■ Stated goal:
Produce a word-for-word copy of the listing below without its pictures.

Data records:

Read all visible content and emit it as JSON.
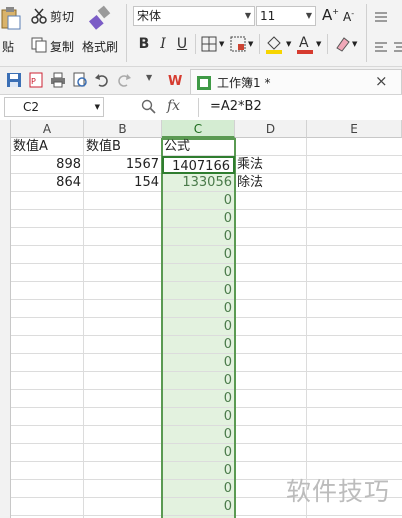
{
  "ribbon": {
    "paste_label": "贴",
    "cut_label": "剪切",
    "copy_label": "复制",
    "format_painter_label": "格式刷",
    "font_name": "宋体",
    "font_size": "11",
    "bold": "B",
    "italic": "I",
    "underline": "U",
    "grow_font": "A",
    "shrink_font": "A"
  },
  "tabs": {
    "doc_title": "工作簿1 *",
    "close_glyph": "×"
  },
  "formula_bar": {
    "name_box": "C2",
    "fx_label": "fx",
    "formula": "=A2*B2"
  },
  "grid": {
    "columns": [
      "A",
      "B",
      "C",
      "D",
      "E"
    ],
    "selected_column": "C",
    "rows": [
      {
        "a": "数值A",
        "b": "数值B",
        "c": "公式",
        "d": ""
      },
      {
        "a": "898",
        "b": "1567",
        "c": "1407166",
        "d": "乘法"
      },
      {
        "a": "864",
        "b": "154",
        "c": "133056",
        "d": "除法"
      },
      {
        "a": "",
        "b": "",
        "c": "0",
        "d": ""
      },
      {
        "a": "",
        "b": "",
        "c": "0",
        "d": ""
      },
      {
        "a": "",
        "b": "",
        "c": "0",
        "d": ""
      },
      {
        "a": "",
        "b": "",
        "c": "0",
        "d": ""
      },
      {
        "a": "",
        "b": "",
        "c": "0",
        "d": ""
      },
      {
        "a": "",
        "b": "",
        "c": "0",
        "d": ""
      },
      {
        "a": "",
        "b": "",
        "c": "0",
        "d": ""
      },
      {
        "a": "",
        "b": "",
        "c": "0",
        "d": ""
      },
      {
        "a": "",
        "b": "",
        "c": "0",
        "d": ""
      },
      {
        "a": "",
        "b": "",
        "c": "0",
        "d": ""
      },
      {
        "a": "",
        "b": "",
        "c": "0",
        "d": ""
      },
      {
        "a": "",
        "b": "",
        "c": "0",
        "d": ""
      },
      {
        "a": "",
        "b": "",
        "c": "0",
        "d": ""
      },
      {
        "a": "",
        "b": "",
        "c": "0",
        "d": ""
      },
      {
        "a": "",
        "b": "",
        "c": "0",
        "d": ""
      },
      {
        "a": "",
        "b": "",
        "c": "0",
        "d": ""
      },
      {
        "a": "",
        "b": "",
        "c": "0",
        "d": ""
      },
      {
        "a": "",
        "b": "",
        "c": "0",
        "d": ""
      }
    ]
  },
  "watermark": "软件技巧",
  "colors": {
    "selection_fill": "#e3f2df",
    "selection_border": "#5a9a52",
    "accent_red": "#d63b2f"
  }
}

■ Exercise result:
Read all visible content and emit it as JSON.
{
  "ribbon": {
    "paste_label": "贴",
    "cut_label": "剪切",
    "copy_label": "复制",
    "format_painter_label": "格式刷",
    "font_name": "宋体",
    "font_size": "11",
    "bold": "B",
    "italic": "I",
    "underline": "U",
    "grow_font": "A",
    "shrink_font": "A"
  },
  "tabs": {
    "doc_title": "工作簿1 *",
    "close_glyph": "×"
  },
  "formula_bar": {
    "name_box": "C2",
    "fx_label": "fx",
    "formula": "=A2*B2"
  },
  "grid": {
    "columns": [
      "A",
      "B",
      "C",
      "D",
      "E"
    ],
    "selected_column": "C",
    "rows": [
      {
        "a": "数值A",
        "b": "数值B",
        "c": "公式",
        "d": ""
      },
      {
        "a": "898",
        "b": "1567",
        "c": "1407166",
        "d": "乘法"
      },
      {
        "a": "864",
        "b": "154",
        "c": "133056",
        "d": "除法"
      },
      {
        "a": "",
        "b": "",
        "c": "0",
        "d": ""
      },
      {
        "a": "",
        "b": "",
        "c": "0",
        "d": ""
      },
      {
        "a": "",
        "b": "",
        "c": "0",
        "d": ""
      },
      {
        "a": "",
        "b": "",
        "c": "0",
        "d": ""
      },
      {
        "a": "",
        "b": "",
        "c": "0",
        "d": ""
      },
      {
        "a": "",
        "b": "",
        "c": "0",
        "d": ""
      },
      {
        "a": "",
        "b": "",
        "c": "0",
        "d": ""
      },
      {
        "a": "",
        "b": "",
        "c": "0",
        "d": ""
      },
      {
        "a": "",
        "b": "",
        "c": "0",
        "d": ""
      },
      {
        "a": "",
        "b": "",
        "c": "0",
        "d": ""
      },
      {
        "a": "",
        "b": "",
        "c": "0",
        "d": ""
      },
      {
        "a": "",
        "b": "",
        "c": "0",
        "d": ""
      },
      {
        "a": "",
        "b": "",
        "c": "0",
        "d": ""
      },
      {
        "a": "",
        "b": "",
        "c": "0",
        "d": ""
      },
      {
        "a": "",
        "b": "",
        "c": "0",
        "d": ""
      },
      {
        "a": "",
        "b": "",
        "c": "0",
        "d": ""
      },
      {
        "a": "",
        "b": "",
        "c": "0",
        "d": ""
      },
      {
        "a": "",
        "b": "",
        "c": "0",
        "d": ""
      }
    ]
  },
  "watermark": "软件技巧",
  "colors": {
    "selection_fill": "#e3f2df",
    "selection_border": "#5a9a52",
    "accent_red": "#d63b2f"
  }
}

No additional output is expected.